=== Stated task ===
Find and copy each line of the records where the string "screenshot" shows up.

=== Input data ===
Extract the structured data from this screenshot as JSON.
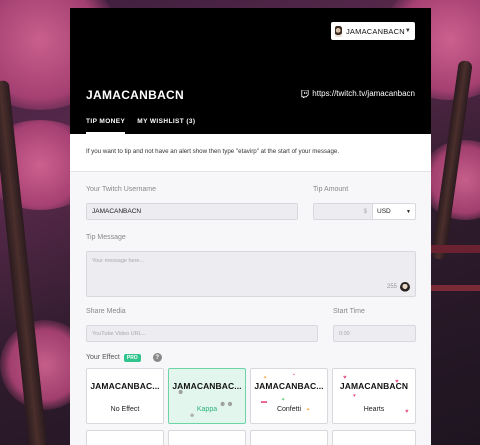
{
  "header": {
    "user_select": "JAMACANBACN",
    "streamer_name": "JAMACANBACN",
    "channel_url": "https://twitch.tv/jamacanbacn"
  },
  "tabs": [
    {
      "label": "TIP MONEY",
      "active": true
    },
    {
      "label": "MY WISHLIST (3)",
      "active": false
    }
  ],
  "notice": "If you want to tip and not have an alert show then type \"etavirp\" at the start of your message.",
  "form": {
    "username_label": "Your Twitch Username",
    "username_value": "JAMACANBACN",
    "amount_label": "Tip Amount",
    "amount_value": "",
    "amount_suffix": "$",
    "currency": "USD",
    "message_label": "Tip Message",
    "message_placeholder": "Your message here...",
    "message_count": "255",
    "media_label": "Share Media",
    "media_placeholder": "YouTube Video URL...",
    "start_label": "Start Time",
    "start_placeholder": "0:00",
    "effect_label": "Your Effect",
    "pro_badge": "PRO"
  },
  "effects": [
    {
      "title": "JAMACANBAC...",
      "name": "No Effect",
      "selected": false
    },
    {
      "title": "JAMACANBAC...",
      "name": "Kappa",
      "selected": true
    },
    {
      "title": "JAMACANBAC...",
      "name": "Confetti",
      "selected": false
    },
    {
      "title": "JAMACANBACN",
      "name": "Hearts",
      "selected": false
    }
  ],
  "colors": {
    "panel_bg": "#f7f7f9",
    "header_bg": "#000000",
    "accent_green": "#31c48d",
    "selected_card_bg": "#e3f6ee"
  }
}
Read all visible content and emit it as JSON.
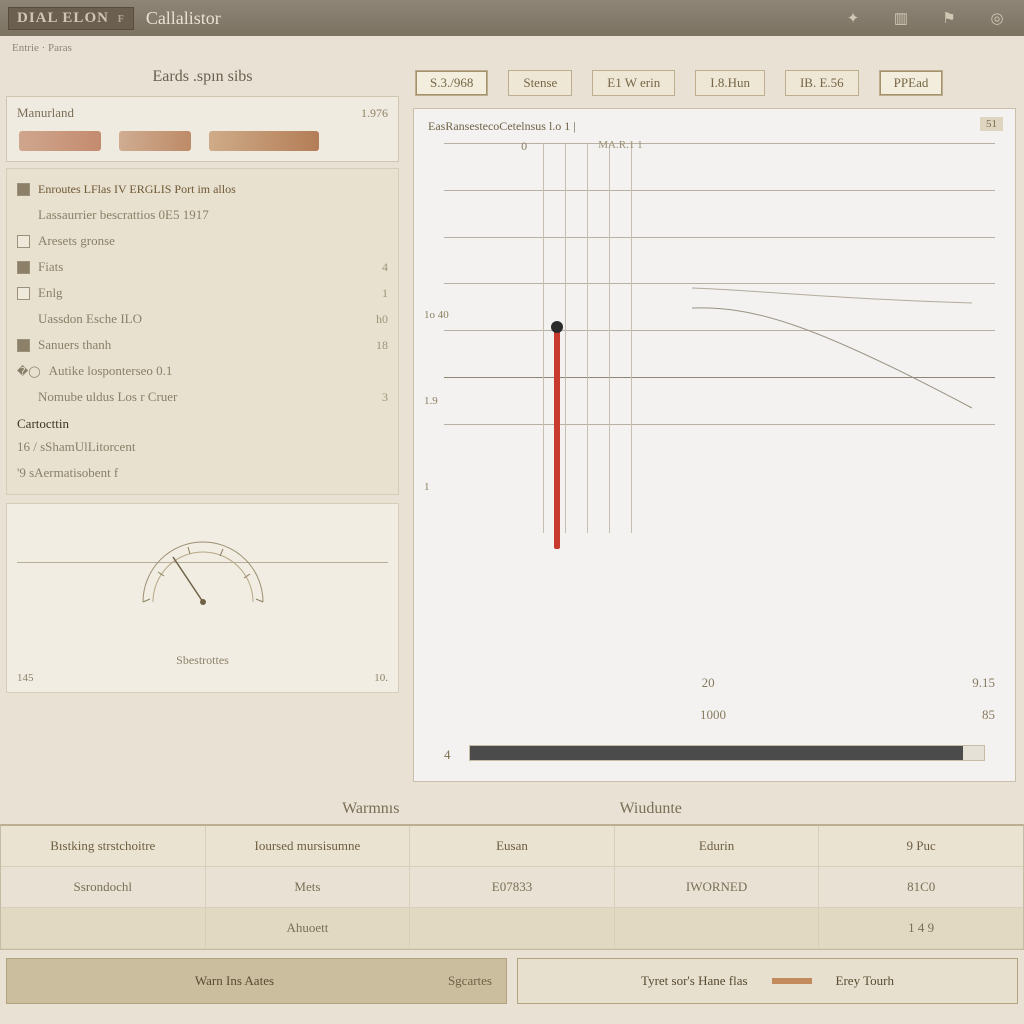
{
  "titlebar": {
    "badge": "DIAL ELON",
    "suffix": "F",
    "window_title": "Callalistor"
  },
  "crumb": "Entrie · Paras",
  "sidebar": {
    "title": "Eards .spın sibs",
    "material": {
      "label": "Manurland",
      "value": "1.976"
    },
    "options": [
      {
        "icon": "sq",
        "checked": true,
        "label": "Enroutes LFlas IV ERGLIS Port im allos",
        "rv": ""
      },
      {
        "icon": "none",
        "checked": false,
        "label": "Lassaurrier bescrattios  0E5  1917",
        "rv": ""
      },
      {
        "icon": "sq",
        "checked": false,
        "label": "Aresets gronse",
        "rv": ""
      },
      {
        "icon": "sq",
        "checked": true,
        "label": "Fiats",
        "rv": "4"
      },
      {
        "icon": "sq",
        "checked": false,
        "label": "Enlg",
        "rv": "1"
      },
      {
        "icon": "none",
        "checked": false,
        "label": "Uassdon Esche ILO",
        "rv": "h0"
      },
      {
        "icon": "sq",
        "checked": true,
        "label": "Sanuers thanh",
        "rv": "18"
      },
      {
        "icon": "dot",
        "checked": false,
        "label": "Autike losponterseo 0.1",
        "rv": ""
      },
      {
        "icon": "none",
        "checked": false,
        "label": "Nomube uldus Los r Cruer",
        "rv": "3"
      }
    ],
    "subsection": "Cartocttin",
    "sub_options": [
      {
        "label": "16 /  sShamUlLitorcent",
        "rv": ""
      },
      {
        "label": "'9  sAermatisobent f",
        "rv": ""
      }
    ],
    "dial": {
      "caption": "Sbestrottes",
      "left": "145",
      "right": "10."
    }
  },
  "tabs": [
    {
      "label": "S.3./968",
      "active": true
    },
    {
      "label": "Stense",
      "active": false
    },
    {
      "label": "E1  W erin",
      "active": false
    },
    {
      "label": "I.8.Hun",
      "active": false
    },
    {
      "label": "IB. E.56",
      "active": false
    },
    {
      "label": "PPEad",
      "active": true
    }
  ],
  "canvas": {
    "title": "EasRansestecoCetelnsus l.o 1 |",
    "badge": "51",
    "top_ticks": [
      "0",
      "MA.R.1 1",
      ""
    ],
    "left_labels": [
      "1o 40",
      "1.9",
      "1"
    ],
    "axis2": [
      "",
      "20",
      "9.15"
    ],
    "axis": [
      "",
      "1000",
      "85"
    ],
    "progress_left": "4",
    "progress_pct": 96
  },
  "section": {
    "left_title": "Warmnıs",
    "right_title": "Wiudunte"
  },
  "table": {
    "headers": [
      "Bıstking strstchoitre",
      "Ioursed mursisumne",
      "Eusan",
      "Edurin",
      "9 Puc"
    ],
    "row1": [
      "Ssrondochl",
      "Mets",
      "E07833",
      "IWORNED",
      "81C0"
    ],
    "row2": [
      "",
      "Ahuoett",
      "",
      "",
      "1 4 9"
    ]
  },
  "buttons": {
    "primary": "Warn Ins Aates",
    "primary_rv": "Sgcartes",
    "secondary": "Tyret sor's Hane flas",
    "secondary_rv": "Erey Tourh"
  }
}
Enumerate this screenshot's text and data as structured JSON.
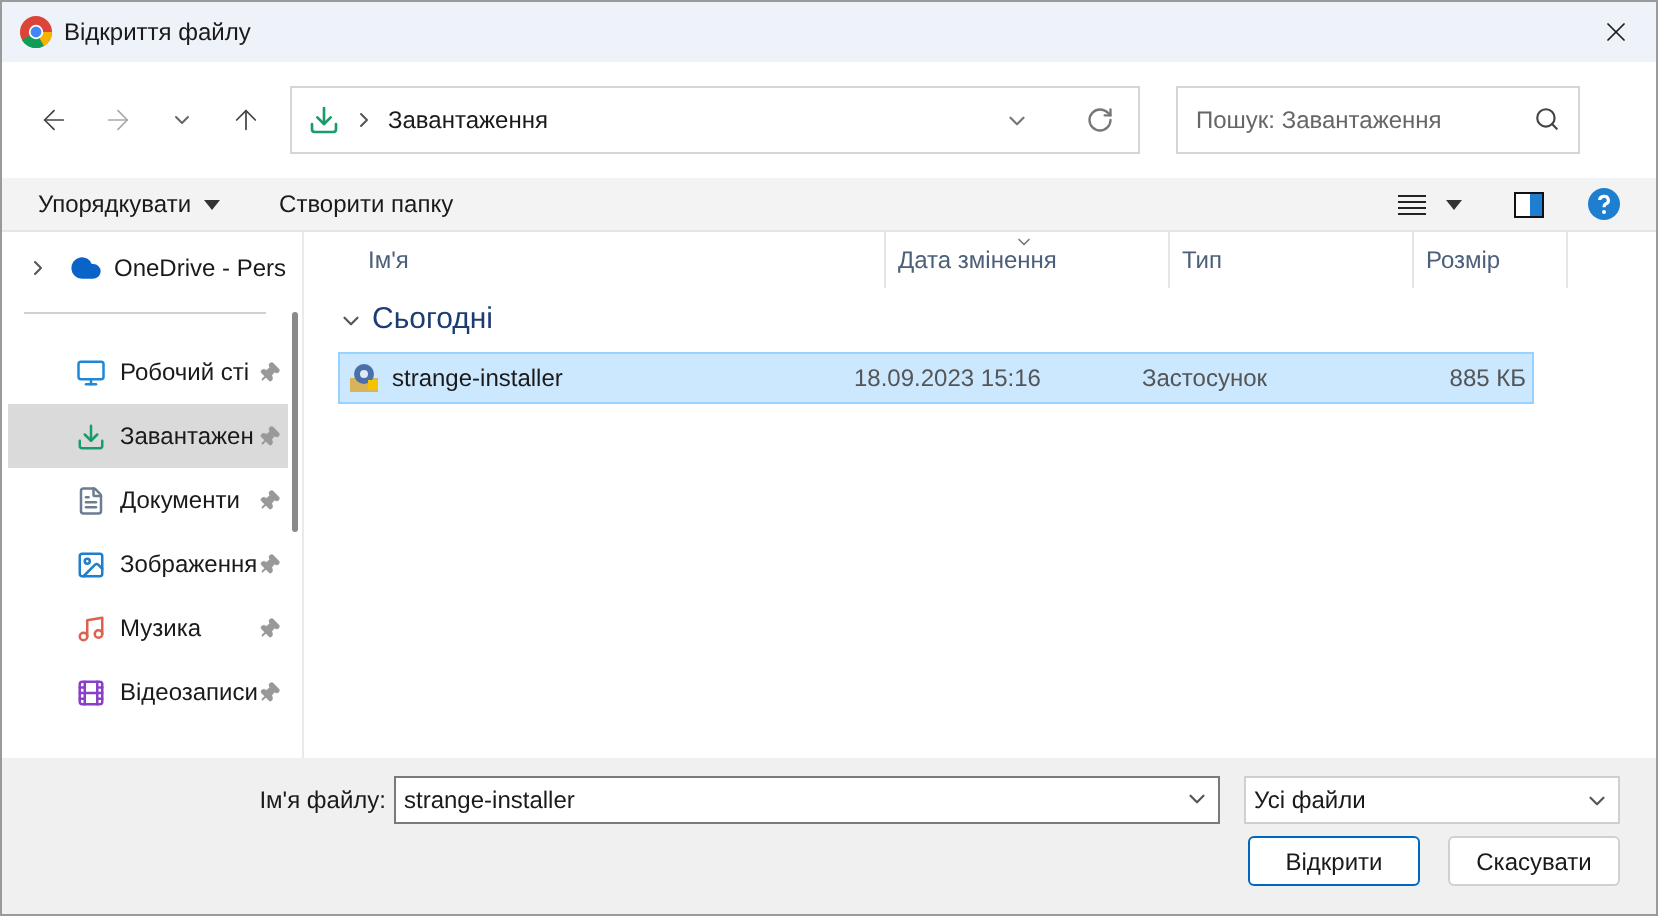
{
  "window": {
    "title": "Відкриття файлу"
  },
  "address": {
    "path": "Завантаження"
  },
  "search": {
    "placeholder": "Пошук: Завантаження"
  },
  "toolbar": {
    "organize": "Упорядкувати",
    "new_folder": "Створити папку"
  },
  "sidebar": {
    "top": {
      "label": "OneDrive - Pers",
      "expanded": false
    },
    "items": [
      {
        "label": "Робочий сті",
        "kind": "desktop",
        "selected": false
      },
      {
        "label": "Завантажен",
        "kind": "download",
        "selected": true
      },
      {
        "label": "Документи",
        "kind": "documents",
        "selected": false
      },
      {
        "label": "Зображення",
        "kind": "pictures",
        "selected": false
      },
      {
        "label": "Музика",
        "kind": "music",
        "selected": false
      },
      {
        "label": "Відеозаписи",
        "kind": "videos",
        "selected": false
      }
    ]
  },
  "table": {
    "columns": [
      "Ім'я",
      "Дата змінення",
      "Тип",
      "Розмір"
    ],
    "group": {
      "label": "Сьогодні",
      "expanded": true
    },
    "rows": [
      {
        "name": "strange-installer",
        "date": "18.09.2023 15:16",
        "type": "Застосунок",
        "size": "885 КБ",
        "selected": true
      }
    ]
  },
  "footer": {
    "filename_label": "Ім'я файлу:",
    "filename": "strange-installer",
    "filter": "Усі файли",
    "open": "Відкрити",
    "cancel": "Скасувати"
  }
}
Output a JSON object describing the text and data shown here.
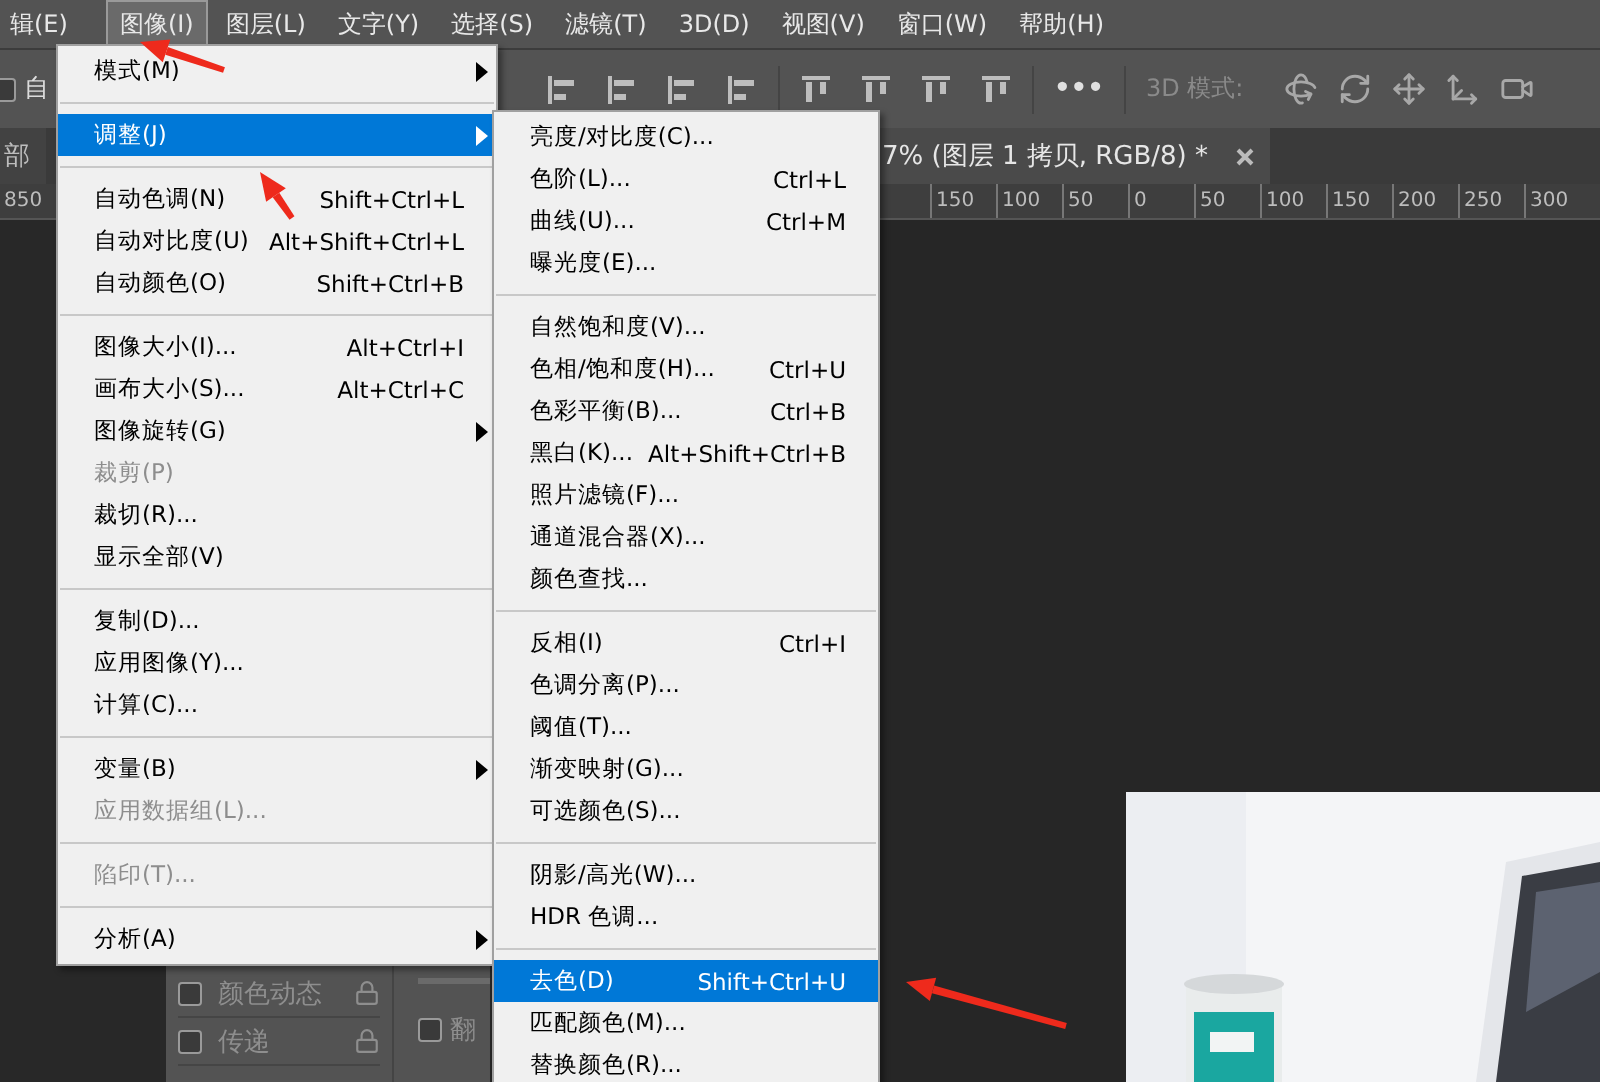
{
  "menubar": {
    "items": [
      {
        "label": "辑(E)",
        "selected": false
      },
      {
        "label": "图像(I)",
        "selected": true
      },
      {
        "label": "图层(L)",
        "selected": false
      },
      {
        "label": "文字(Y)",
        "selected": false
      },
      {
        "label": "选择(S)",
        "selected": false
      },
      {
        "label": "滤镜(T)",
        "selected": false
      },
      {
        "label": "3D(D)",
        "selected": false
      },
      {
        "label": "视图(V)",
        "selected": false
      },
      {
        "label": "窗口(W)",
        "selected": false
      },
      {
        "label": "帮助(H)",
        "selected": false
      }
    ]
  },
  "options_bar": {
    "auto_checkbox": {
      "label": "自",
      "checked": false
    },
    "more": "•••",
    "mode_label": "3D 模式:"
  },
  "tabs": [
    {
      "label": "部",
      "selected": false
    },
    {
      "label": "7% (图层 1 拷贝, RGB/8) *",
      "selected": true
    }
  ],
  "ruler": {
    "left_labels": [
      "850"
    ],
    "labels": [
      "150",
      "100",
      "50",
      "0",
      "50",
      "100",
      "150",
      "200",
      "250",
      "300"
    ]
  },
  "panel": {
    "rows": [
      {
        "label": "颜色动态",
        "checked": false,
        "locked": true
      },
      {
        "label": "传递",
        "checked": false,
        "locked": true
      }
    ],
    "side_checkbox": {
      "label": "翻",
      "checked": false
    }
  },
  "menu": {
    "items": [
      {
        "kind": "item",
        "label": "模式(M)",
        "submenu": true,
        "selected": false,
        "disabled": false
      },
      {
        "kind": "separator"
      },
      {
        "kind": "item",
        "label": "调整(J)",
        "submenu": true,
        "selected": true,
        "disabled": false
      },
      {
        "kind": "separator"
      },
      {
        "kind": "item",
        "label": "自动色调(N)",
        "shortcut": "Shift+Ctrl+L",
        "selected": false,
        "disabled": false
      },
      {
        "kind": "item",
        "label": "自动对比度(U)",
        "shortcut": "Alt+Shift+Ctrl+L",
        "selected": false,
        "disabled": false
      },
      {
        "kind": "item",
        "label": "自动颜色(O)",
        "shortcut": "Shift+Ctrl+B",
        "selected": false,
        "disabled": false
      },
      {
        "kind": "separator"
      },
      {
        "kind": "item",
        "label": "图像大小(I)...",
        "shortcut": "Alt+Ctrl+I",
        "selected": false,
        "disabled": false
      },
      {
        "kind": "item",
        "label": "画布大小(S)...",
        "shortcut": "Alt+Ctrl+C",
        "selected": false,
        "disabled": false
      },
      {
        "kind": "item",
        "label": "图像旋转(G)",
        "submenu": true,
        "selected": false,
        "disabled": false
      },
      {
        "kind": "item",
        "label": "裁剪(P)",
        "selected": false,
        "disabled": true
      },
      {
        "kind": "item",
        "label": "裁切(R)...",
        "selected": false,
        "disabled": false
      },
      {
        "kind": "item",
        "label": "显示全部(V)",
        "selected": false,
        "disabled": false
      },
      {
        "kind": "separator"
      },
      {
        "kind": "item",
        "label": "复制(D)...",
        "selected": false,
        "disabled": false
      },
      {
        "kind": "item",
        "label": "应用图像(Y)...",
        "selected": false,
        "disabled": false
      },
      {
        "kind": "item",
        "label": "计算(C)...",
        "selected": false,
        "disabled": false
      },
      {
        "kind": "separator"
      },
      {
        "kind": "item",
        "label": "变量(B)",
        "submenu": true,
        "selected": false,
        "disabled": false
      },
      {
        "kind": "item",
        "label": "应用数据组(L)...",
        "selected": false,
        "disabled": true
      },
      {
        "kind": "separator"
      },
      {
        "kind": "item",
        "label": "陷印(T)...",
        "selected": false,
        "disabled": true
      },
      {
        "kind": "separator"
      },
      {
        "kind": "item",
        "label": "分析(A)",
        "submenu": true,
        "selected": false,
        "disabled": false
      }
    ]
  },
  "submenu": {
    "items": [
      {
        "kind": "item",
        "label": "亮度/对比度(C)...",
        "selected": false
      },
      {
        "kind": "item",
        "label": "色阶(L)...",
        "shortcut": "Ctrl+L",
        "selected": false
      },
      {
        "kind": "item",
        "label": "曲线(U)...",
        "shortcut": "Ctrl+M",
        "selected": false
      },
      {
        "kind": "item",
        "label": "曝光度(E)...",
        "selected": false
      },
      {
        "kind": "separator"
      },
      {
        "kind": "item",
        "label": "自然饱和度(V)...",
        "selected": false
      },
      {
        "kind": "item",
        "label": "色相/饱和度(H)...",
        "shortcut": "Ctrl+U",
        "selected": false
      },
      {
        "kind": "item",
        "label": "色彩平衡(B)...",
        "shortcut": "Ctrl+B",
        "selected": false
      },
      {
        "kind": "item",
        "label": "黑白(K)...",
        "shortcut": "Alt+Shift+Ctrl+B",
        "selected": false
      },
      {
        "kind": "item",
        "label": "照片滤镜(F)...",
        "selected": false
      },
      {
        "kind": "item",
        "label": "通道混合器(X)...",
        "selected": false
      },
      {
        "kind": "item",
        "label": "颜色查找...",
        "selected": false
      },
      {
        "kind": "separator"
      },
      {
        "kind": "item",
        "label": "反相(I)",
        "shortcut": "Ctrl+I",
        "selected": false
      },
      {
        "kind": "item",
        "label": "色调分离(P)...",
        "selected": false
      },
      {
        "kind": "item",
        "label": "阈值(T)...",
        "selected": false
      },
      {
        "kind": "item",
        "label": "渐变映射(G)...",
        "selected": false
      },
      {
        "kind": "item",
        "label": "可选颜色(S)...",
        "selected": false
      },
      {
        "kind": "separator"
      },
      {
        "kind": "item",
        "label": "阴影/高光(W)...",
        "selected": false
      },
      {
        "kind": "item",
        "label": "HDR 色调...",
        "selected": false
      },
      {
        "kind": "separator"
      },
      {
        "kind": "item",
        "label": "去色(D)",
        "shortcut": "Shift+Ctrl+U",
        "selected": true
      },
      {
        "kind": "item",
        "label": "匹配颜色(M)...",
        "selected": false
      },
      {
        "kind": "item",
        "label": "替换颜色(R)...",
        "selected": false
      }
    ]
  }
}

=== Output below ===
Extract the structured data from this screenshot as JSON.
Enumerate this screenshot's text and data as structured JSON.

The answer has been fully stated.